--- DIRECTIVE ---
Identify every line in the records below that contains the word "this", and copy each of those lines.

--- DATA ---
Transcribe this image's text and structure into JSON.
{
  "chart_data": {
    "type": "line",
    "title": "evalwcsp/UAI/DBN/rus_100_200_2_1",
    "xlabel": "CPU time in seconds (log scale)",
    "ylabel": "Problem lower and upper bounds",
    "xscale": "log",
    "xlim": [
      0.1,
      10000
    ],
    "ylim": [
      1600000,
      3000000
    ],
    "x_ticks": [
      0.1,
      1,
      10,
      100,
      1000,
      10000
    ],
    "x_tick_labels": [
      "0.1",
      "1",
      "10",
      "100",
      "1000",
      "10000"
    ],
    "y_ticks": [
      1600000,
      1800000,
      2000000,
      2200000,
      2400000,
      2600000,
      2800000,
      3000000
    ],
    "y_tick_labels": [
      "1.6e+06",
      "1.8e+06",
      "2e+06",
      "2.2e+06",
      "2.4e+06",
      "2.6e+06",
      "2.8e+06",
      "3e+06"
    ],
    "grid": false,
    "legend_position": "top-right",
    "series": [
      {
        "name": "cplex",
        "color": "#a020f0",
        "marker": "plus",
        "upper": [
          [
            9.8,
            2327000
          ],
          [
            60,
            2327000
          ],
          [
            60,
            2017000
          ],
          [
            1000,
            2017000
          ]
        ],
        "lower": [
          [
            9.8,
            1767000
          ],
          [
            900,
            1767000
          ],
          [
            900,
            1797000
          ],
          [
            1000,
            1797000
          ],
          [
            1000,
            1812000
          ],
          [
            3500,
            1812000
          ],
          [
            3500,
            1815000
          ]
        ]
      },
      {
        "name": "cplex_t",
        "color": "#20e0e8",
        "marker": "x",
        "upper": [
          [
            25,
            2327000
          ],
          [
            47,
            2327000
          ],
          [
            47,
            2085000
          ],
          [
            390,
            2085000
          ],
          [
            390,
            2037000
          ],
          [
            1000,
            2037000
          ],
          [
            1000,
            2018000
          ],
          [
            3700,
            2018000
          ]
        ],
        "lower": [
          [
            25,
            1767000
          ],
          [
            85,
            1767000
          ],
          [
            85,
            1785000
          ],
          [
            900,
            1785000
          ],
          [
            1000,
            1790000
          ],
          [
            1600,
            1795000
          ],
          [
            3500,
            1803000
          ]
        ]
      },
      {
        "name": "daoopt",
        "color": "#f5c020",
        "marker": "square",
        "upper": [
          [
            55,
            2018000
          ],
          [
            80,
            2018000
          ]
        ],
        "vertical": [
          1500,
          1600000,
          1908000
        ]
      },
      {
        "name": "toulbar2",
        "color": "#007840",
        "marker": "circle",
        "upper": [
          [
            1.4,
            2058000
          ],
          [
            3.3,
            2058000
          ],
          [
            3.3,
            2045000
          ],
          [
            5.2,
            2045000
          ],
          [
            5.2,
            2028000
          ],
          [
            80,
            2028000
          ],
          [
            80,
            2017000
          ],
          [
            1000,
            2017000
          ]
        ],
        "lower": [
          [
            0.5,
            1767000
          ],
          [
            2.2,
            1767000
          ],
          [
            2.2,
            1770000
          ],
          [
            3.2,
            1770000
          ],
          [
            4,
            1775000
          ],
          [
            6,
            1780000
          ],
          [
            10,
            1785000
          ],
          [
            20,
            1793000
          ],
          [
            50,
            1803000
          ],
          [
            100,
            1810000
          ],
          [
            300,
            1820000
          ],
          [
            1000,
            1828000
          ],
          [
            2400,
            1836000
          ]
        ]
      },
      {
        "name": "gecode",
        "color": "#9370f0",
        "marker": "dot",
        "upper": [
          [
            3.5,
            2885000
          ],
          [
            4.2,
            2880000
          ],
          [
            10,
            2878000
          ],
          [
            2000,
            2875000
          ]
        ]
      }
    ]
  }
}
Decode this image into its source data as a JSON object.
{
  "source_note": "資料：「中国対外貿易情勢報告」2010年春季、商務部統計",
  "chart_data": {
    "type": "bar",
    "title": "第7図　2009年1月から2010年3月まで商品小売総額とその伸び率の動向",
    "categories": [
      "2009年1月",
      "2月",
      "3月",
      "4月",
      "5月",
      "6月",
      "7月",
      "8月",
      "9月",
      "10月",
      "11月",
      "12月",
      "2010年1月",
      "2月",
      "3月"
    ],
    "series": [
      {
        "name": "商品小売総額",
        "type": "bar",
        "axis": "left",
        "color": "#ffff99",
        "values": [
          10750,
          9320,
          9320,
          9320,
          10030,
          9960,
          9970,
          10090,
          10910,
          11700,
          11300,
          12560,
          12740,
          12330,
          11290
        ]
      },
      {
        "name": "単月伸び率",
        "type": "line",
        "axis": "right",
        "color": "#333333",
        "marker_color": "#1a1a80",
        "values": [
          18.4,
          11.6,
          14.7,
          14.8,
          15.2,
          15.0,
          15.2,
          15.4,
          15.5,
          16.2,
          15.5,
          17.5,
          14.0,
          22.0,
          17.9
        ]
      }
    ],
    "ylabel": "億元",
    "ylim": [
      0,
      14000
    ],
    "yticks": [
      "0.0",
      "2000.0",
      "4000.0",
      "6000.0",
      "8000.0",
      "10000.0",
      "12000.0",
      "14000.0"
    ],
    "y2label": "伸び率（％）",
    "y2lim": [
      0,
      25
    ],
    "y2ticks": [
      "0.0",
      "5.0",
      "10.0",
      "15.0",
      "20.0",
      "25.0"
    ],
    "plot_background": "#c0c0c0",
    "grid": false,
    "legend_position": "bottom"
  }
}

--- TASK ANSWER ---
Transcribe this image's text and structure into JSON.
Decode this image into its source data as a JSON object.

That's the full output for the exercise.